*Short problem*: Report all lines from the entries below in which "safety" appears.

*Listed records*:
:::
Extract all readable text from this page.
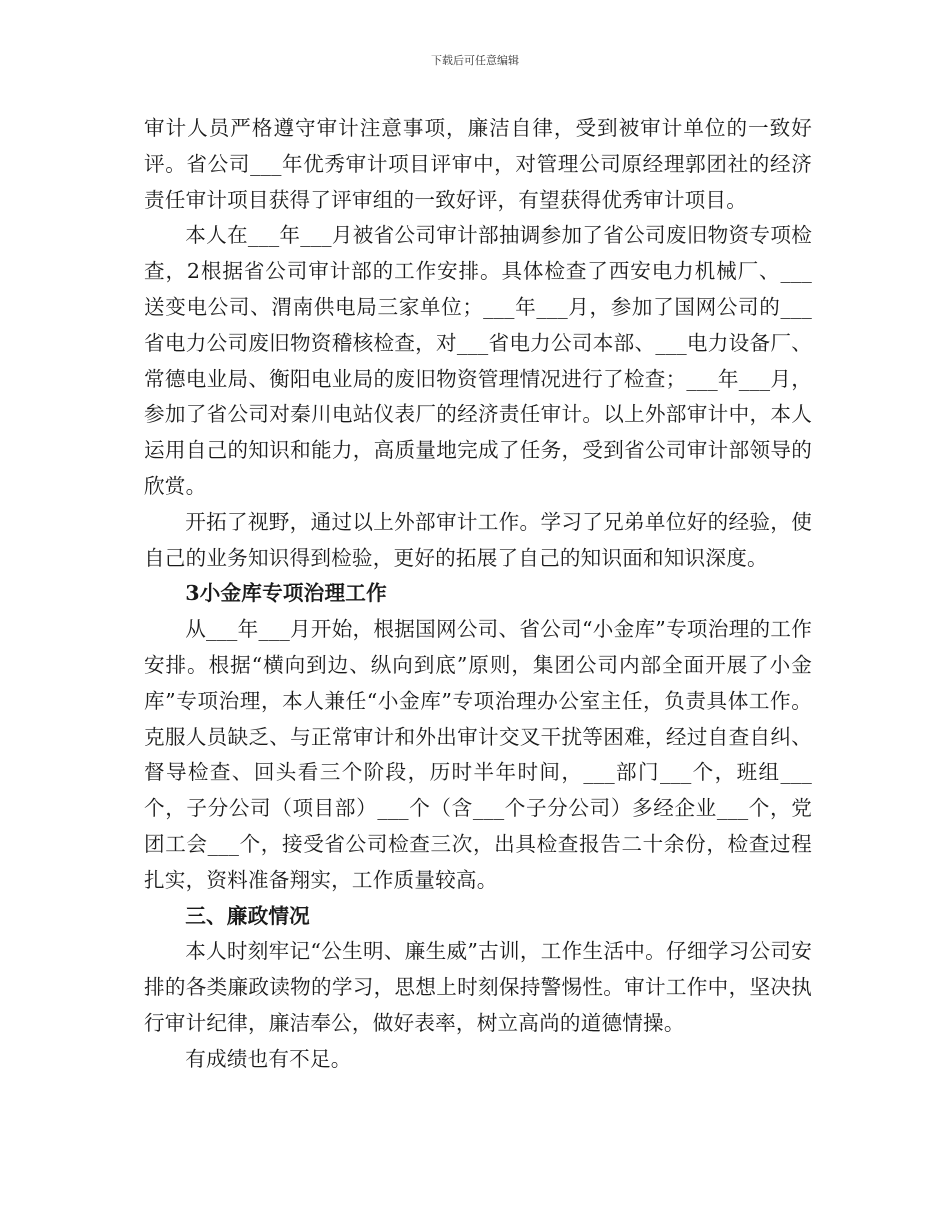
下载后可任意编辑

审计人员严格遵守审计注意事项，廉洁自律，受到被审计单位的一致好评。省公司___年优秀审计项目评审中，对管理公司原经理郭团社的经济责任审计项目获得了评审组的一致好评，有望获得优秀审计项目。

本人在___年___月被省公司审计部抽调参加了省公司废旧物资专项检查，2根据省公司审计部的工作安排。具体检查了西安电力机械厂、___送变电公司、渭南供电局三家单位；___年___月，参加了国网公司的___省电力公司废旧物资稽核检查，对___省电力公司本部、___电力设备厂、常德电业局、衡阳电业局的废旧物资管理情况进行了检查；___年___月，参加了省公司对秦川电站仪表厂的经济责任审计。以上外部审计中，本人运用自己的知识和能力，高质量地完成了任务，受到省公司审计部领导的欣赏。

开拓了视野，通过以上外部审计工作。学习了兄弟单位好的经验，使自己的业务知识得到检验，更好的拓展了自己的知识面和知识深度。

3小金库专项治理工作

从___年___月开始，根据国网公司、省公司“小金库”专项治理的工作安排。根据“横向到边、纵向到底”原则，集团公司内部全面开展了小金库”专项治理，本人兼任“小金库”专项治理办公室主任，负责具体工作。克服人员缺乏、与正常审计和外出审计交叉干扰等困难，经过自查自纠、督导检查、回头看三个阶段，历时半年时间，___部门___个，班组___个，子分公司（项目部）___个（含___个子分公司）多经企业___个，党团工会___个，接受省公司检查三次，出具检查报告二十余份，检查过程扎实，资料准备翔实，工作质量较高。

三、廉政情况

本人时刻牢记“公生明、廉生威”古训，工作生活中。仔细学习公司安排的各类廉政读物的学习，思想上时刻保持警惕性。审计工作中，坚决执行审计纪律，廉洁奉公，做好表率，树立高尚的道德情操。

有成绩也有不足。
:::
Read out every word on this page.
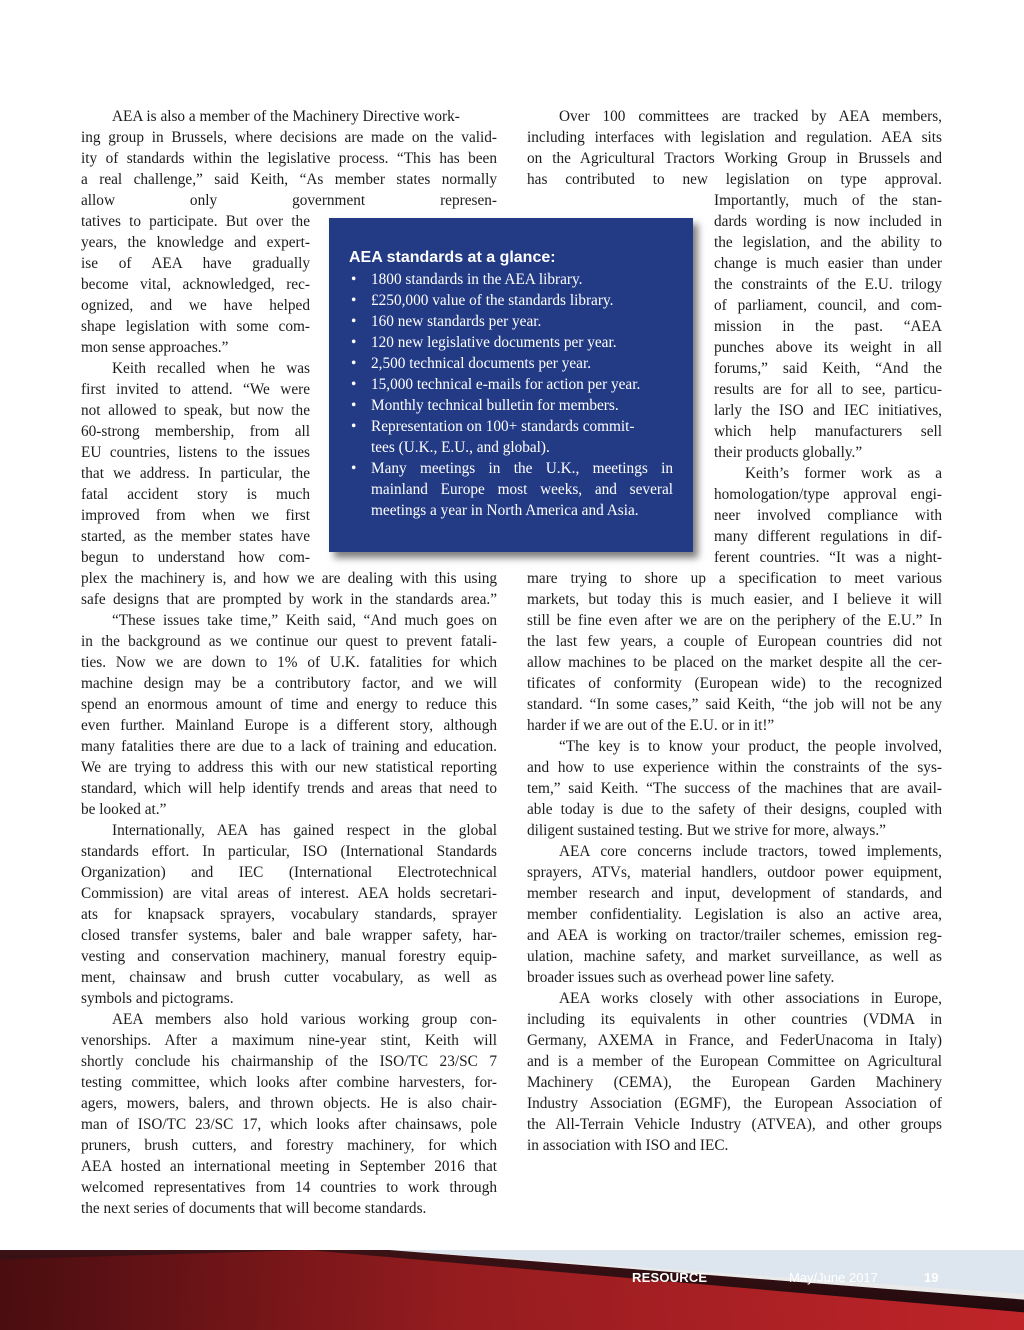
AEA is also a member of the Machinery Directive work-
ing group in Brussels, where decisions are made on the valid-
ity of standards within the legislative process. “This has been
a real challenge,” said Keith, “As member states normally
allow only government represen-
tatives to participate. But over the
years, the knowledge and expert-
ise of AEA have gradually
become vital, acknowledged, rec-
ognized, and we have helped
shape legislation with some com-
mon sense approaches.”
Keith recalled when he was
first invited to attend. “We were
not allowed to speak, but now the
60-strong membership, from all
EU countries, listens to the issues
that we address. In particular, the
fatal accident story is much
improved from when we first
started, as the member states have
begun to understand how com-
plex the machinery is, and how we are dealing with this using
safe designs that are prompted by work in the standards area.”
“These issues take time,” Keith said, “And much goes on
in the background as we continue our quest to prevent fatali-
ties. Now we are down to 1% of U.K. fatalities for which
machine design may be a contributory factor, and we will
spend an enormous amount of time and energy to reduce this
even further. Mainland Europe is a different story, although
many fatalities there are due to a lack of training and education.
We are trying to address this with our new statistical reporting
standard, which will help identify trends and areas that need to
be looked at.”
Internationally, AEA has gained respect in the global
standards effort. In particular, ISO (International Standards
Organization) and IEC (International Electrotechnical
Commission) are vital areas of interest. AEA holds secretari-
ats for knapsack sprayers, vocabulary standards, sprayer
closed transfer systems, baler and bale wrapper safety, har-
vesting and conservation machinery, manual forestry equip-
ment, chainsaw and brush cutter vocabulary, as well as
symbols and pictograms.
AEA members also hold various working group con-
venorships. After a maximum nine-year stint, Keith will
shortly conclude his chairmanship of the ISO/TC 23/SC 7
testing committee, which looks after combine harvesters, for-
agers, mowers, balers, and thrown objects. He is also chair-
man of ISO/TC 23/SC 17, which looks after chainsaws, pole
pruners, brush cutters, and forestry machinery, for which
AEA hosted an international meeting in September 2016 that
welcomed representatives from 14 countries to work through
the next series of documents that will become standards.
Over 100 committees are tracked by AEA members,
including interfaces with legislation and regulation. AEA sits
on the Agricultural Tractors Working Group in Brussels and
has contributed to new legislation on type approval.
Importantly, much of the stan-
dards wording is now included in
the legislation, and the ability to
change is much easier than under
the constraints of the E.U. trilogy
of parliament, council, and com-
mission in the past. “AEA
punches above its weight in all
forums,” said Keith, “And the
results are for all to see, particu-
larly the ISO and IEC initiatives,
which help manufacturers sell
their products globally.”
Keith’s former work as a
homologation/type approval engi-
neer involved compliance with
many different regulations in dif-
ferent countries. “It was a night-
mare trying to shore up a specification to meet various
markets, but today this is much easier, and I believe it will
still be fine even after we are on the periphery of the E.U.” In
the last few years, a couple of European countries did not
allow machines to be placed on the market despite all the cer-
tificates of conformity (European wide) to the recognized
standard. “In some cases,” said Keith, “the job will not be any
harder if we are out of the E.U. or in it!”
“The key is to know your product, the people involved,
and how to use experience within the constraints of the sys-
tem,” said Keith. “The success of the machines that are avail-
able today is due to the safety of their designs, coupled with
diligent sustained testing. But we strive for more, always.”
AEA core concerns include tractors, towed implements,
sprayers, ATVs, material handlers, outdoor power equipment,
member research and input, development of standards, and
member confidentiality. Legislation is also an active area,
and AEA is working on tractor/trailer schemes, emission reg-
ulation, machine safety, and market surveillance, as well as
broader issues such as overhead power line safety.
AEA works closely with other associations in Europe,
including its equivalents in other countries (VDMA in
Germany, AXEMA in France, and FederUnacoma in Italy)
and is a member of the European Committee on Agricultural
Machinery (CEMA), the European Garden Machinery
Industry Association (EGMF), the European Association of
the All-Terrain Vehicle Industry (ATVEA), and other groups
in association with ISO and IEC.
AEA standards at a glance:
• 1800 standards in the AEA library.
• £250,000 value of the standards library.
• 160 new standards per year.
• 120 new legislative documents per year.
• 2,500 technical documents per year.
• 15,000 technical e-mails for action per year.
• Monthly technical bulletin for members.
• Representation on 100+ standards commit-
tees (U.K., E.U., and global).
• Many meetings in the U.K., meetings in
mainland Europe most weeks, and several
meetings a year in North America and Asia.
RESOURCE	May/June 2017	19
:::
*In response*:
closed transfer systems, baler and bale wrapper safety, har-
able today is due to the safety of their designs, coupled with
ulation, machine safety, and market surveillance, as well as
broader issues such as overhead power line safety.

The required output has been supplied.